## PASSAGE PROVIDED:
-- Begin --

New aluminium-ion battery from Stanford
https://youtu.be/ZKIcYk7E9lU

Aluminum battery from Stanford offers safe alternative to conventional batteries
Aluminum battery from Stanford offers safe alternative to conventional batteries

Stanford Researchers Created A Smartphone Battery That Charges In Only One Minute
Stanford Researchers Created A Smartphone Battery That Charges In Only One Minute - Forbes

An ultrafast rechargeable aluminium-ion battery
http://www.nature.com/nature/journal/vaop/ncurrent/full/nature14340.html#affil-auth
 
This battery technology looks promising, however it still has to make that giant leap from a research project into a commercial product.
 
hist78, I have been following battery design for over ten years and have seen many promising technologies come and go. Even when they get to the point of a number of real demo vehicles on the street, the failure rate to take off for one reason or another is about ninety percent or even more. I keep hoping for a breakthrough, but won't really believe it until I actually see the batteries or sale. I figure I have looked at about 50 promising battery technologies over the last ten years and this is from reputable sources only. It I count pie in the sky technologies, it's easily over one hundred. I have learned the hard way to, as an investor. I won't invest until I see the batteries being sold by them selves or in a product. The same is true of many technologies. The best time to invest is after the first commercial product is released and this applies to all technologies with very rare exceptions for which I have had some very expensive lessons.
 
hist78, I have been following battery design for over ten years and have seen many promising technologies come and go. Even when they get to the point of a number of real demo vehicles on the street, the failure rate to take off for one reason or another is about ninety percent or even more. I keep hoping for a breakthrough, but won't really believe it until I actually see the batteries or sale. I figure I have looked at about 50 promising battery technologies over the last ten years and this is from reputable sources only. It I count pie in the sky technologies, it's easily over one hundred. I have learned the hard way to, as an investor. I won't invest until I see the batteries being sold by them selves or in a product. The same is true of many technologies. The best time to invest is after the first commercial product is released and this applies to all technologies with very rare exceptions for which I have had some very expensive lessons.

-- End --

## TASKS FOR THIS EXERCISE:
1 - Return the part of the battery passage starting with "An ultrafast rechargeable" and going on through "a commercial product.", word for word.
2 - Can you rewrite the rows as a Markdown table with the columns No. and Entry, starting with the first row and going on through the line containing "- data-point-series-1: [238, 314, 247, 323]", with blank lines left out?
The battery passage and the rows have no connection to each other.

## RECORDS FOR THE EXERCISE:
-- Begin --

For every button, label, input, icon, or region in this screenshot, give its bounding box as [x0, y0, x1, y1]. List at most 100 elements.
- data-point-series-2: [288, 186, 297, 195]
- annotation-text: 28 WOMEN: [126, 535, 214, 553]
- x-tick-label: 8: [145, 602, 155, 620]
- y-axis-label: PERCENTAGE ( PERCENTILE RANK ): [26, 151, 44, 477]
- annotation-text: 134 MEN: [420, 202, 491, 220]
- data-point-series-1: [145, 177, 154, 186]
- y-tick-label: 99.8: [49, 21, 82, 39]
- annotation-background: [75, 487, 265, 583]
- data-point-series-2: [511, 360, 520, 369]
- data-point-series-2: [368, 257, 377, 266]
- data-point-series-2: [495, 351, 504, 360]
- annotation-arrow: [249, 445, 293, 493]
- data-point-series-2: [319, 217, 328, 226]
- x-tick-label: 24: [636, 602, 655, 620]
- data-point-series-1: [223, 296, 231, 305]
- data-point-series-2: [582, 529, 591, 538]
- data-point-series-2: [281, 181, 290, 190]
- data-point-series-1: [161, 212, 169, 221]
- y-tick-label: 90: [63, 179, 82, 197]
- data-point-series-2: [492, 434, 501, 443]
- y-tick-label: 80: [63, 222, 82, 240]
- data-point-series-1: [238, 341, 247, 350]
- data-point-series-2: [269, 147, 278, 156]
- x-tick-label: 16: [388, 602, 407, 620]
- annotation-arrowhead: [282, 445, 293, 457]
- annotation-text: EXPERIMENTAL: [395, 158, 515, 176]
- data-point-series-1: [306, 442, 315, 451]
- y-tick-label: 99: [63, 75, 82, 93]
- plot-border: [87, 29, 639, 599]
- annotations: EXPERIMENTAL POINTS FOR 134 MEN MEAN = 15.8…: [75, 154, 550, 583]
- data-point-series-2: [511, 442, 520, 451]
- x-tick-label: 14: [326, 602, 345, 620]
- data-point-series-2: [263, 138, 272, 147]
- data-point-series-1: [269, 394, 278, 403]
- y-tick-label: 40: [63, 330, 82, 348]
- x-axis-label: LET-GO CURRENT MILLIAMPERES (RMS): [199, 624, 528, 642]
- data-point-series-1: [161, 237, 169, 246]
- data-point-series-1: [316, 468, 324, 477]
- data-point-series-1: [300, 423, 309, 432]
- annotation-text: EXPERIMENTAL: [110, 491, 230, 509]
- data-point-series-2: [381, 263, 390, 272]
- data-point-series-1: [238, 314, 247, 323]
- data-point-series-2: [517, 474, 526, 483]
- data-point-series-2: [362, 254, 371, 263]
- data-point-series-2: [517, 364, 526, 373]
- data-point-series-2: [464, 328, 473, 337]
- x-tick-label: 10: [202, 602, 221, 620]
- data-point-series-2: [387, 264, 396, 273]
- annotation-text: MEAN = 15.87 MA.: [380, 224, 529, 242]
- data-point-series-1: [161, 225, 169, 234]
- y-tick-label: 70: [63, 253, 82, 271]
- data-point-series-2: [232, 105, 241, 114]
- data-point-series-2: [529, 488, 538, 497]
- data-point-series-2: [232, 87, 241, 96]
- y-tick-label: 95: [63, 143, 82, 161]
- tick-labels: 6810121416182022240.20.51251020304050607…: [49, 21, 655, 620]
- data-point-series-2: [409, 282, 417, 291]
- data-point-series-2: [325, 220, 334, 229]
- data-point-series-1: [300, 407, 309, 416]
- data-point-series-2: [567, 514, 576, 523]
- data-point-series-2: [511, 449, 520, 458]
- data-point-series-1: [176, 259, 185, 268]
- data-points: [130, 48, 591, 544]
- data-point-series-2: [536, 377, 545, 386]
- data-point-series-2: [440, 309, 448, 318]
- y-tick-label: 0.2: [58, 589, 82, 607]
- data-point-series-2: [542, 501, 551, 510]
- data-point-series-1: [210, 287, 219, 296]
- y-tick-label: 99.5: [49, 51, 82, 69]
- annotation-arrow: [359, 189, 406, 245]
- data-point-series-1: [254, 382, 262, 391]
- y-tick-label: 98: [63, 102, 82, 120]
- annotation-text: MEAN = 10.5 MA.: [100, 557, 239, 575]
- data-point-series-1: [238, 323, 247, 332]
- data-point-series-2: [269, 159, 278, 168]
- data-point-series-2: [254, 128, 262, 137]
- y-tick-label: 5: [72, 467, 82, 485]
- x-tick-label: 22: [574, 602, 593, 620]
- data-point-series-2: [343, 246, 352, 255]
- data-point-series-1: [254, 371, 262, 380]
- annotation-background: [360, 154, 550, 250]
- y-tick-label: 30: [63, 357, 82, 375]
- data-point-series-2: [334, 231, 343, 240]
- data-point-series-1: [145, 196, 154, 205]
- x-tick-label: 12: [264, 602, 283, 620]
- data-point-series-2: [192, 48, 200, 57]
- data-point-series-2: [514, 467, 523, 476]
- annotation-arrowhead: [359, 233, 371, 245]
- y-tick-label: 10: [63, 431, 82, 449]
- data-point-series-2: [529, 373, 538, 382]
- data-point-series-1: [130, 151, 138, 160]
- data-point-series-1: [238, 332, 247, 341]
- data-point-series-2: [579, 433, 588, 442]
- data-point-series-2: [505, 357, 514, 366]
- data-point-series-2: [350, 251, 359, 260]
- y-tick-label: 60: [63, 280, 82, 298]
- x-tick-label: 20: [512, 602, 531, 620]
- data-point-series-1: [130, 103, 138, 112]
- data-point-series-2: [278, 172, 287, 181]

-- End --

## PER-TASK OUTPUTS:
1 -
An ultrafast rechargeable aluminium-ion battery
http://www.nature.com/nature/journal/vaop/ncurrent/full/nature14340.html#affil-auth
 
This battery technology looks promising, however it still has to make that giant leap from a research project into a commercial product.

2 -
| No. | Entry |
|---|---|
| 1 | For every button, label, input, icon, or region in this screenshot, give its bounding box as [x0, y0, x1, y1]. List at most 100 elements. |
| 2 | - data-point-series-2: [288, 186, 297, 195] |
| 3 | - annotation-text: 28 WOMEN: [126, 535, 214, 553] |
| 4 | - x-tick-label: 8: [145, 602, 155, 620] |
| 5 | - y-axis-label: PERCENTAGE ( PERCENTILE RANK ): [26, 151, 44, 477] |
| 6 | - annotation-text: 134 MEN: [420, 202, 491, 220] |
| 7 | - data-point-series-1: [145, 177, 154, 186] |
| 8 | - y-tick-label: 99.8: [49, 21, 82, 39] |
| 9 | - annotation-background: [75, 487, 265, 583] |
| 10 | - data-point-series-2: [511, 360, 520, 369] |
| 11 | - data-point-series-2: [368, 257, 377, 266] |
| 12 | - data-point-series-2: [495, 351, 504, 360] |
| 13 | - annotation-arrow: [249, 445, 293, 493] |
| 14 | - data-point-series-2: [319, 217, 328, 226] |
| 15 | - x-tick-label: 24: [636, 602, 655, 620] |
| 16 | - data-point-series-1: [223, 296, 231, 305] |
| 17 | - data-point-series-2: [582, 529, 591, 538] |
| 18 | - data-point-series-2: [281, 181, 290, 190] |
| 19 | - data-point-series-1: [161, 212, 169, 221] |
| 20 | - y-tick-label: 90: [63, 179, 82, 197] |
| 21 | - data-point-series-2: [492, 434, 501, 443] |
| 22 | - y-tick-label: 80: [63, 222, 82, 240] |
| 23 | - data-point-series-1: [238, 341, 247, 350] |
| 24 | - data-point-series-2: [269, 147, 278, 156] |
| 25 | - x-tick-label: 16: [388, 602, 407, 620] |
| 26 | - annotation-arrowhead: [282, 445, 293, 457] |
| 27 | - annotation-text: EXPERIMENTAL: [395, 158, 515, 176] |
| 28 | - data-point-series-1: [306, 442, 315, 451] |
| 29 | - y-tick-label: 99: [63, 75, 82, 93] |
| 30 | - plot-border: [87, 29, 639, 599] |
| 31 | - annotations: EXPERIMENTAL POINTS FOR 134 MEN MEAN = 15.8…: [75, 154, 550, 583] |
| 32 | - data-point-series-2: [511, 442, 520, 451] |
| 33 | - x-tick-label: 14: [326, 602, 345, 620] |
| 34 | - data-point-series-2: [263, 138, 272, 147] |
| 35 | - data-point-series-1: [269, 394, 278, 403] |
| 36 | - y-tick-label: 40: [63, 330, 82, 348] |
| 37 | - x-axis-label: LET-GO CURRENT MILLIAMPERES (RMS): [199, 624, 528, 642] |
| 38 | - data-point-series-1: [161, 237, 169, 246] |
| 39 | - data-point-series-1: [316, 468, 324, 477] |
| 40 | - data-point-series-1: [300, 423, 309, 432] |
| 41 | - annotation-text: EXPERIMENTAL: [110, 491, 230, 509] |
| 42 | - data-point-series-2: [381, 263, 390, 272] |
| 43 | - data-point-series-1: [238, 314, 247, 323] |